━━━━━ Input rows
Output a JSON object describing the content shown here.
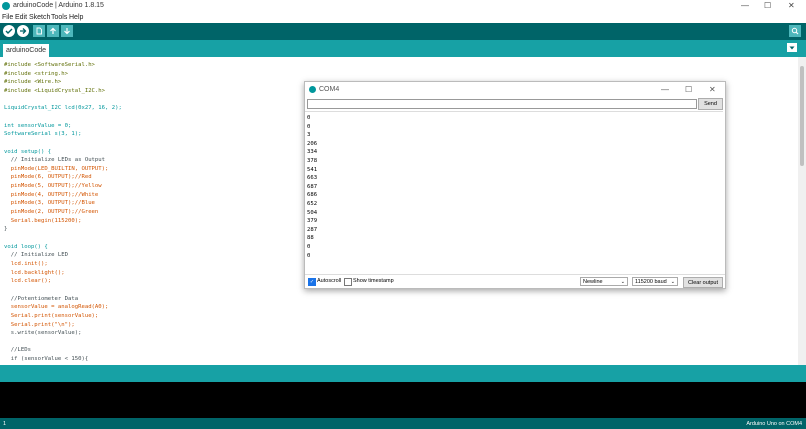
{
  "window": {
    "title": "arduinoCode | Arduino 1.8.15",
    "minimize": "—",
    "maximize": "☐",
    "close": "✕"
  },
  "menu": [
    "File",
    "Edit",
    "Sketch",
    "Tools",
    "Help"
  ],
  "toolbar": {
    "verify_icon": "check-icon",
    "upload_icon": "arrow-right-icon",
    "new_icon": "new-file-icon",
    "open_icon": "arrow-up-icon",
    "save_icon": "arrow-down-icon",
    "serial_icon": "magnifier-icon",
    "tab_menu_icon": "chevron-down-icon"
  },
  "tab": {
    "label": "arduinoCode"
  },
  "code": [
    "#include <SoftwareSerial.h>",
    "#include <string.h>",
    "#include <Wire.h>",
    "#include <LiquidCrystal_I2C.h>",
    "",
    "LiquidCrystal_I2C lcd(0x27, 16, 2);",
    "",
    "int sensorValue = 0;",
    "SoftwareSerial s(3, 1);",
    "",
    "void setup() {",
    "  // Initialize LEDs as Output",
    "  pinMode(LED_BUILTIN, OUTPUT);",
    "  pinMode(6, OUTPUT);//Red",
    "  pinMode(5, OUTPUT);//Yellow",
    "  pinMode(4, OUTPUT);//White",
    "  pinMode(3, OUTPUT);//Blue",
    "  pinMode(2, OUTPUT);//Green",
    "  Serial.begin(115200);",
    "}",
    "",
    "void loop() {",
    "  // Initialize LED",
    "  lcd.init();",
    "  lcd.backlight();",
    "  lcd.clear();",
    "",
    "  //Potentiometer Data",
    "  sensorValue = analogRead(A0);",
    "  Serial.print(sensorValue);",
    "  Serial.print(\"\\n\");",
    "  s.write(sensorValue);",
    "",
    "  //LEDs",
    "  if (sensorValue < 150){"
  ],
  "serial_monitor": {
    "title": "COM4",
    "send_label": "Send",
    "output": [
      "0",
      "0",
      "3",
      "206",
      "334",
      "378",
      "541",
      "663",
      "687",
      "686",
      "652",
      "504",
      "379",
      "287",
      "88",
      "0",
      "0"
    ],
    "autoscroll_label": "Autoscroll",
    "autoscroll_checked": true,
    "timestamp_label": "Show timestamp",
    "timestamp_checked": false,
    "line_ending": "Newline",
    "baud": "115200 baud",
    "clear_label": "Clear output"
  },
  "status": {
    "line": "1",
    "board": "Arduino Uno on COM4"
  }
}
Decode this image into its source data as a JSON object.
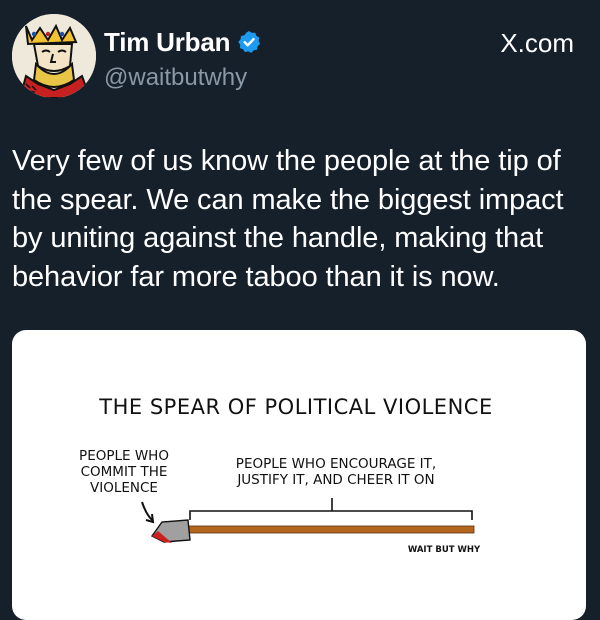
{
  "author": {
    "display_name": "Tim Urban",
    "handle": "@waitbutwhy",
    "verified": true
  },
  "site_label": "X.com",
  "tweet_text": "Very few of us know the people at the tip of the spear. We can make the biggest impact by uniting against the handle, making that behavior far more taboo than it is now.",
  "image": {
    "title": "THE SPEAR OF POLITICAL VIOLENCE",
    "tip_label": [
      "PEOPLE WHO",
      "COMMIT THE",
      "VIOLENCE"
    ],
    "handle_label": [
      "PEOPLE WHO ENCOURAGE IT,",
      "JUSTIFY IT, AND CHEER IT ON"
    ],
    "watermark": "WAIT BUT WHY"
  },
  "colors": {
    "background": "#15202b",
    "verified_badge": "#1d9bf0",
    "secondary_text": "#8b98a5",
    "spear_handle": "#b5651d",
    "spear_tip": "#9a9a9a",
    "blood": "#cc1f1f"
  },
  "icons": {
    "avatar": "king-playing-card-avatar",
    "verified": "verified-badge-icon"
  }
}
━━━━━━━━━━
━━━━━ Input rows
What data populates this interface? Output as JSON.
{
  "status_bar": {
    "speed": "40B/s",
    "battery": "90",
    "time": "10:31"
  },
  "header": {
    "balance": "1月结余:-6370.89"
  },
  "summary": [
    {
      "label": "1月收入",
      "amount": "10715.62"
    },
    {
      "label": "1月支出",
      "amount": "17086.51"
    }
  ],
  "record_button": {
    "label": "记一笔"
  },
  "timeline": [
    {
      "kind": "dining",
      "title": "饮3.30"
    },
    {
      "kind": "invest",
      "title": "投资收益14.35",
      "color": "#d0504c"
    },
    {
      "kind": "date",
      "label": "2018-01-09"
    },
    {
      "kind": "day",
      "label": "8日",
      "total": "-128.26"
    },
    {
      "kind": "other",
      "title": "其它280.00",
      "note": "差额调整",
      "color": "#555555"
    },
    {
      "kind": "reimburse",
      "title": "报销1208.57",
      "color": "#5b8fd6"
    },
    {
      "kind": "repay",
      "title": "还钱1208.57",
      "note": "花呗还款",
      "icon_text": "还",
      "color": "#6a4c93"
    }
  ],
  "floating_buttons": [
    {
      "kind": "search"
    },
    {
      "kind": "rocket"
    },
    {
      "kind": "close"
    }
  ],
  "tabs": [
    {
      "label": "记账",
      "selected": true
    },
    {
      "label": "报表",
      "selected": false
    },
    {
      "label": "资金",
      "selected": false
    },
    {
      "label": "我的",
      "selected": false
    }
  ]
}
━━━━━━━━━━
━━━━━ Input rows
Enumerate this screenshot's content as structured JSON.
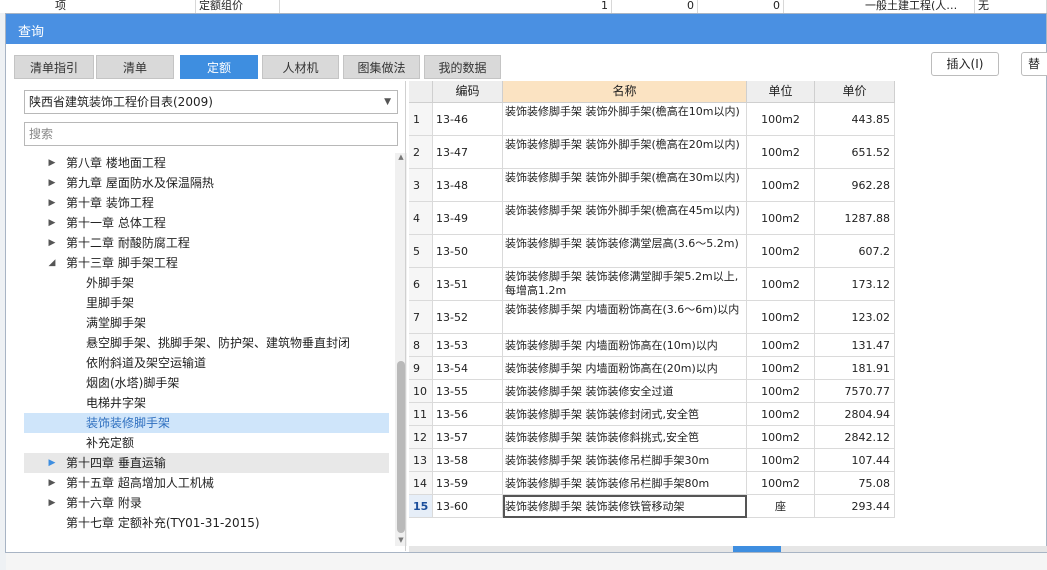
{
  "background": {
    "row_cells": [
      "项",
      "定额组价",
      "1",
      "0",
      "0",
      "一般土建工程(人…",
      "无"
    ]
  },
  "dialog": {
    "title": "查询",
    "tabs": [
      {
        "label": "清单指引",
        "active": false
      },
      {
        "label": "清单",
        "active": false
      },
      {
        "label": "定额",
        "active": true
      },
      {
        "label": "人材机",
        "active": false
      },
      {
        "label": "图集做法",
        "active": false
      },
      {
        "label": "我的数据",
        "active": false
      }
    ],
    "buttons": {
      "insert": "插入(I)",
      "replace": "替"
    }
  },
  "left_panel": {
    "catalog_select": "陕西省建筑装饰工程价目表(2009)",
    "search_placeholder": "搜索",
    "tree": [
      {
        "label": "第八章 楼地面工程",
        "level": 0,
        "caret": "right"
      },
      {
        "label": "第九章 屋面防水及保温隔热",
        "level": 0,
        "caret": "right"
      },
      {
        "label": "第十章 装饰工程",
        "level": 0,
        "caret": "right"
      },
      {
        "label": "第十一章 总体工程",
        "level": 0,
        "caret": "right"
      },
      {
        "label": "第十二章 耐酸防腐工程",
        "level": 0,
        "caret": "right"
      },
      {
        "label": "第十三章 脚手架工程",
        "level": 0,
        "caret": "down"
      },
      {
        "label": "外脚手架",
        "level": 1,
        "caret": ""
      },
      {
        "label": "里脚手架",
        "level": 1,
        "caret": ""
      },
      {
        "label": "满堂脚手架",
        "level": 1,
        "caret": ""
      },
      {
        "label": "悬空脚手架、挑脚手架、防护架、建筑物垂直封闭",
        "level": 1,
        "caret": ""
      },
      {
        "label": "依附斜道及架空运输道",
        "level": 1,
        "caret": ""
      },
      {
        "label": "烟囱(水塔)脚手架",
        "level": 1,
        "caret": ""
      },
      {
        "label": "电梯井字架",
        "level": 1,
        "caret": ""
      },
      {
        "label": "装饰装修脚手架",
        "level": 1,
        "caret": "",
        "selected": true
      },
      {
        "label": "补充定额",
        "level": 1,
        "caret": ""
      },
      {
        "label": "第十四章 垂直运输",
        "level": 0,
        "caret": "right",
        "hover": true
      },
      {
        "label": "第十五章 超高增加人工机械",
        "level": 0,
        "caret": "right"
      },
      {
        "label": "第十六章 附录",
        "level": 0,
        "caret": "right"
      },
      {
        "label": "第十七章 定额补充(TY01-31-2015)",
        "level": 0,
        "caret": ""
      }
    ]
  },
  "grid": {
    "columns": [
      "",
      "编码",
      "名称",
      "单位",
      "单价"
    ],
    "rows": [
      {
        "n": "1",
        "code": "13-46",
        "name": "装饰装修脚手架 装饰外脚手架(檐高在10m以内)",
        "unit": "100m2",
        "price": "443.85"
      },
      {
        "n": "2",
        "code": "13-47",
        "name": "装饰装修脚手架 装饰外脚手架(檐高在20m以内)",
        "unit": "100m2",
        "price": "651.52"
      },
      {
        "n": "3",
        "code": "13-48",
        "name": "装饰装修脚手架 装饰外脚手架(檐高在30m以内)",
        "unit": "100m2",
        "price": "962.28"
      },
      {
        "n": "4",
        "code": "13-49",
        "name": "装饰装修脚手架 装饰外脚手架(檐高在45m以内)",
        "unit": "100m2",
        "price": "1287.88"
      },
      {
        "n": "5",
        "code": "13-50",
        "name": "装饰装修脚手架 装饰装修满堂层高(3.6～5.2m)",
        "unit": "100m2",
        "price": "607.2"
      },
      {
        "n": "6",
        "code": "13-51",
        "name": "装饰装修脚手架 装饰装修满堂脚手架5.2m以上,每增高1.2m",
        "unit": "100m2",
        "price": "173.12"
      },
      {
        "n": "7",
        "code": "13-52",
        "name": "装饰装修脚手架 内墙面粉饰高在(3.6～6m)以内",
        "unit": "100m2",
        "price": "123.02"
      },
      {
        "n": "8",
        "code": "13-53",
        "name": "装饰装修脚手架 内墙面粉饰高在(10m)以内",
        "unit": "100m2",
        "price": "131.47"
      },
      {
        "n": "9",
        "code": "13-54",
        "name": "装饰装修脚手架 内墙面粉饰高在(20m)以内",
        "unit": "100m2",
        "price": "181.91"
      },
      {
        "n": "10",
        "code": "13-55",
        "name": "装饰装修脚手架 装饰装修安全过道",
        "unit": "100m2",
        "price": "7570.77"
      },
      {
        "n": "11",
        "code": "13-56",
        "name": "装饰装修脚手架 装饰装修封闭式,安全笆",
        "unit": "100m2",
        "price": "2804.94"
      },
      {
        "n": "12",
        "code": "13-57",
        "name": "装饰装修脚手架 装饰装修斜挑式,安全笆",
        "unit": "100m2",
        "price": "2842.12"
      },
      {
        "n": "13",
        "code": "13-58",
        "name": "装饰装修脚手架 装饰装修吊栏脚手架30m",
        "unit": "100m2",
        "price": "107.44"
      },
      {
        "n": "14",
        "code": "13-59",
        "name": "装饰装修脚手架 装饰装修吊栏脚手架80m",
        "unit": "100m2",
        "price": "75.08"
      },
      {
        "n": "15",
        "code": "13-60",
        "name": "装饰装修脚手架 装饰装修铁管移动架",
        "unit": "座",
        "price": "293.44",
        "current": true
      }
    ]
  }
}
━━━━━━━━━━
> Short task
From the records, copy every line that has the string "内墙面粉饰高在" in it.

> Solution below
        "name": "装饰装修脚手架 内墙面粉饰高在(3.6～6m)以内",
        "name": "装饰装修脚手架 内墙面粉饰高在(10m)以内",
        "name": "装饰装修脚手架 内墙面粉饰高在(20m)以内",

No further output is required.